Task instructions
Copy each line in the data that includes the word "wind".

— Start of Provided data —

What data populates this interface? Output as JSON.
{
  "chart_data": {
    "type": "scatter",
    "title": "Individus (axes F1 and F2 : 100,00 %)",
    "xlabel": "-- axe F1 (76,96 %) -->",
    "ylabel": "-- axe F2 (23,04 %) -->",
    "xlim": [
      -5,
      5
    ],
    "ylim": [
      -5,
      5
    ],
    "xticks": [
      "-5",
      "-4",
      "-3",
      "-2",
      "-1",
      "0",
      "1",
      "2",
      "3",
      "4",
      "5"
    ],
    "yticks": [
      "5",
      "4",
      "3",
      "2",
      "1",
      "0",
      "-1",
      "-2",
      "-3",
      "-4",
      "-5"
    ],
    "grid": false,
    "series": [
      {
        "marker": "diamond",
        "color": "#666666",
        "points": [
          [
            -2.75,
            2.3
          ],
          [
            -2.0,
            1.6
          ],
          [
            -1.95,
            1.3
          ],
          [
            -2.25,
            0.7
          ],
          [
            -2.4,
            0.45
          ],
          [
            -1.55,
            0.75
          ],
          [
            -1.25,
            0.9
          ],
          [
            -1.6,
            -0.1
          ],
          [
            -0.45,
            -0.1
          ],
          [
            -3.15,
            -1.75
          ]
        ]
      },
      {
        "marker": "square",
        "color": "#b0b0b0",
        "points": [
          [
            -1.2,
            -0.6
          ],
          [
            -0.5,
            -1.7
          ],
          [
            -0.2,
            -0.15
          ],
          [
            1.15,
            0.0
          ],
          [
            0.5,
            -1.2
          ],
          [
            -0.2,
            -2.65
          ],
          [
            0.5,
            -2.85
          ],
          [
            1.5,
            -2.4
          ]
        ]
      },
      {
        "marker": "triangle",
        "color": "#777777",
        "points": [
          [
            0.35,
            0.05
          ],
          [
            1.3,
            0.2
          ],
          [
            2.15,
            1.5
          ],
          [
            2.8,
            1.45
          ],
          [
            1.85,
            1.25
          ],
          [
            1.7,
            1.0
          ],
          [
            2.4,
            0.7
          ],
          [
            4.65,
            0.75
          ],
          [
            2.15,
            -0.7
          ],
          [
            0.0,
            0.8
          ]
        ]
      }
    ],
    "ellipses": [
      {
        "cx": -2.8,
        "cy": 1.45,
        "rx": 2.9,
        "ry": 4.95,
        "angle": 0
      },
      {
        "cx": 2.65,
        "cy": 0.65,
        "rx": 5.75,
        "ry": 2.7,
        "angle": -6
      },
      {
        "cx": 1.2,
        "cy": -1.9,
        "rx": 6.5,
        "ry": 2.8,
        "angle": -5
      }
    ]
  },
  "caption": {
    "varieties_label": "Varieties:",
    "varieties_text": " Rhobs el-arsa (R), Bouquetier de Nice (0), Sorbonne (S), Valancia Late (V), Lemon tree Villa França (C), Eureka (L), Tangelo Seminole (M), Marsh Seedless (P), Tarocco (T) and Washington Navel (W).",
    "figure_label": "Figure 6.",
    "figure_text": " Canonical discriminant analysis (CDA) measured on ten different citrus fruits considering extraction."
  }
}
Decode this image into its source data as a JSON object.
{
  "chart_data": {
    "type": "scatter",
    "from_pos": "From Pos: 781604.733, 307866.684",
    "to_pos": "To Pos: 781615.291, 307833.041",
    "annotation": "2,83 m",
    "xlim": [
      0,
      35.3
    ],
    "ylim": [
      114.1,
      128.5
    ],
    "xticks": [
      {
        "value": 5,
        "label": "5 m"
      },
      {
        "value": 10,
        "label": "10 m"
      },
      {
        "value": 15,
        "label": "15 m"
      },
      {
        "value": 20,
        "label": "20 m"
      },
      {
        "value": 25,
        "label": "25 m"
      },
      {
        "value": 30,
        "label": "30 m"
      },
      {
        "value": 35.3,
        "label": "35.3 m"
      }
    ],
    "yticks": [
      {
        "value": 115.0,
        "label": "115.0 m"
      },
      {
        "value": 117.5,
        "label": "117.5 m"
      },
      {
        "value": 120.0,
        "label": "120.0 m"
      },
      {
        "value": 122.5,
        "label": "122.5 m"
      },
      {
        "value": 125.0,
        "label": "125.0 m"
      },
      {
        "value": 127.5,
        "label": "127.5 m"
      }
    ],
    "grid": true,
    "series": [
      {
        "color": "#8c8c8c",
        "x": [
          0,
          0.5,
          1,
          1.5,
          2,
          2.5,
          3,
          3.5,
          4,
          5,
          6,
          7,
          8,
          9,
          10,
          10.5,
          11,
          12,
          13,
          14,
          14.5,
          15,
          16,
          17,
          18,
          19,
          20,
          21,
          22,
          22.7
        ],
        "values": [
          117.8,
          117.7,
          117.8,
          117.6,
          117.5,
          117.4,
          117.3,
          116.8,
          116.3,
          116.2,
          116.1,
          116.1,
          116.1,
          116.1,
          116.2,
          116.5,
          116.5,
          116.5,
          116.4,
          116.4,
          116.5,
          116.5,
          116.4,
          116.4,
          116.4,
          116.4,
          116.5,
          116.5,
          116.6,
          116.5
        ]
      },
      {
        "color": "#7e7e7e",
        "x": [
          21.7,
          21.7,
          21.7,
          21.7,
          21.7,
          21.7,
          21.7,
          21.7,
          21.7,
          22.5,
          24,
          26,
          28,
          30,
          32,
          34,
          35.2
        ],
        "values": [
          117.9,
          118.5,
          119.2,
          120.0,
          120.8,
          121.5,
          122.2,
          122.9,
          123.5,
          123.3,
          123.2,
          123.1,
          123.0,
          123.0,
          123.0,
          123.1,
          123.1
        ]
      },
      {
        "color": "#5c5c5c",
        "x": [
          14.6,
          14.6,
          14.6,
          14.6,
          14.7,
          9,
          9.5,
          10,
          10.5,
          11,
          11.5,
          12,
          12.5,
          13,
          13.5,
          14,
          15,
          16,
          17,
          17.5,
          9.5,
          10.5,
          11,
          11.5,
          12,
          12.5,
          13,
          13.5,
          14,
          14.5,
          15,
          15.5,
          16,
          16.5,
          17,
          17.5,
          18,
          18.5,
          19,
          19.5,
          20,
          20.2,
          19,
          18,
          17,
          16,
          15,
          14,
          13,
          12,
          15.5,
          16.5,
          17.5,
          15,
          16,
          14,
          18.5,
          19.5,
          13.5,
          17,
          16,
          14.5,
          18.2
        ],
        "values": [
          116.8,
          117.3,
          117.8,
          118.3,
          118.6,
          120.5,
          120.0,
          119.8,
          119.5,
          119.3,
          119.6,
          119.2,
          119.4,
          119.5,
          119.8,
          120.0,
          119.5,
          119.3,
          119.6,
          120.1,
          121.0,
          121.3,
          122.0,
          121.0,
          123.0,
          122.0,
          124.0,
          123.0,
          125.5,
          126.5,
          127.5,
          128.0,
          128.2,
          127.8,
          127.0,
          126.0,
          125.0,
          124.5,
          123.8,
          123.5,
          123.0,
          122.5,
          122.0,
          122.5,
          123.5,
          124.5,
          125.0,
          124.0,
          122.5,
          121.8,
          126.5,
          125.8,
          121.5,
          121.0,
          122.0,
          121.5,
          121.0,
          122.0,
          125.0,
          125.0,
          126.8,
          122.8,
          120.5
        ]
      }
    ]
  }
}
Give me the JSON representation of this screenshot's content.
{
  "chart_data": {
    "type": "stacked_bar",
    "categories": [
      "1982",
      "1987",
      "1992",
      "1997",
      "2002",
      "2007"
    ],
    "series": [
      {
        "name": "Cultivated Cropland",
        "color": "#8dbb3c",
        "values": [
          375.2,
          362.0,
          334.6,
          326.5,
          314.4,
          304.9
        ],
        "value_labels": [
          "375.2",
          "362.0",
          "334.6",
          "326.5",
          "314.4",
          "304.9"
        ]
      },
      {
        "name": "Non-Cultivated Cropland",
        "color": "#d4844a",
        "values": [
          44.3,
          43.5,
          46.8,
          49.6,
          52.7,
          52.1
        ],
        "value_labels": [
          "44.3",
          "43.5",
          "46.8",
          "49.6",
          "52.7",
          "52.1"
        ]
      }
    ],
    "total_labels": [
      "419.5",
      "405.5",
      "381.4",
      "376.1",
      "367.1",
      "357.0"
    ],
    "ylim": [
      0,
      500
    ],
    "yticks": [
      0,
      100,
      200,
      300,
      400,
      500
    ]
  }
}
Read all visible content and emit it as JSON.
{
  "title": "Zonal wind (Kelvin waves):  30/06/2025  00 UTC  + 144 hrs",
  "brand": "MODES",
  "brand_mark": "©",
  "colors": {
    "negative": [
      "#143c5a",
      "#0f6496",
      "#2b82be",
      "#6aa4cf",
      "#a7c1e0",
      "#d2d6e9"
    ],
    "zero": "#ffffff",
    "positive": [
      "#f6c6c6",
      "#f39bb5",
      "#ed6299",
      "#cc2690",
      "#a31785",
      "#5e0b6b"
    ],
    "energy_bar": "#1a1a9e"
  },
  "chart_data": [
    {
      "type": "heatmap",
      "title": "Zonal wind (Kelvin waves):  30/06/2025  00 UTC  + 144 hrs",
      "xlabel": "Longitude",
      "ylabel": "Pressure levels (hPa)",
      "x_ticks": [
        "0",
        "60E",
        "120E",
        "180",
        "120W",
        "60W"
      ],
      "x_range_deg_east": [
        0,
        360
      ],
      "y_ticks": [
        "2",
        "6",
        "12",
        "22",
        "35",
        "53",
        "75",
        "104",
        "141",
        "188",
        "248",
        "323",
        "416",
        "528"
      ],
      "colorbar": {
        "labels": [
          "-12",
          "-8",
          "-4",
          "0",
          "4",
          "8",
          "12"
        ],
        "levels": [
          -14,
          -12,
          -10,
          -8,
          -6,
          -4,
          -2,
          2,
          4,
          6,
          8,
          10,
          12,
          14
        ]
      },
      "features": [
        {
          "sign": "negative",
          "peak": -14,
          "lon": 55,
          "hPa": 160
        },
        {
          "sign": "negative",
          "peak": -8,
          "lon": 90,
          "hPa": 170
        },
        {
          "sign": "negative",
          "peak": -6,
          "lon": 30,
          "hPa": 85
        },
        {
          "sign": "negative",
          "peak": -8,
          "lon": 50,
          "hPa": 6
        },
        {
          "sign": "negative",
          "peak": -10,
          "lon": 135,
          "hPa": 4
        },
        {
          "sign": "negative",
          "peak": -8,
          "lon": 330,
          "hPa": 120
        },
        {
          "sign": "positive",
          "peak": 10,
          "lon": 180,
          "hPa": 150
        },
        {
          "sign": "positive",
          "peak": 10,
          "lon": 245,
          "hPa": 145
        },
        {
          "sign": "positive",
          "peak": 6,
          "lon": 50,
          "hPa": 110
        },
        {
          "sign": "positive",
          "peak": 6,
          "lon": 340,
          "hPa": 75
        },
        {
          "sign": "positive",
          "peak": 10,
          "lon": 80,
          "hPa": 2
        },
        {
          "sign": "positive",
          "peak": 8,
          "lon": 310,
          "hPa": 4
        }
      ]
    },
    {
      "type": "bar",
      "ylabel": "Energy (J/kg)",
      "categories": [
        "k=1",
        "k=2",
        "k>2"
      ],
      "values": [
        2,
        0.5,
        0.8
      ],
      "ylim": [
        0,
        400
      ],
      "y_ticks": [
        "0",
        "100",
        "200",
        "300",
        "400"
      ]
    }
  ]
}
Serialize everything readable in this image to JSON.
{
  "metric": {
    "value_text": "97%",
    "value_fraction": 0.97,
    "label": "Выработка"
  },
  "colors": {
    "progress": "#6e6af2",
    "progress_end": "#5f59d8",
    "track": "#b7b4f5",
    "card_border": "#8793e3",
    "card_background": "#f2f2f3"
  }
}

— End of Provided data —

Solved problem
  "title": "Zonal wind (Kelvin waves):  30/06/2025  00 UTC  + 144 hrs",
      "title": "Zonal wind (Kelvin waves):  30/06/2025  00 UTC  + 144 hrs",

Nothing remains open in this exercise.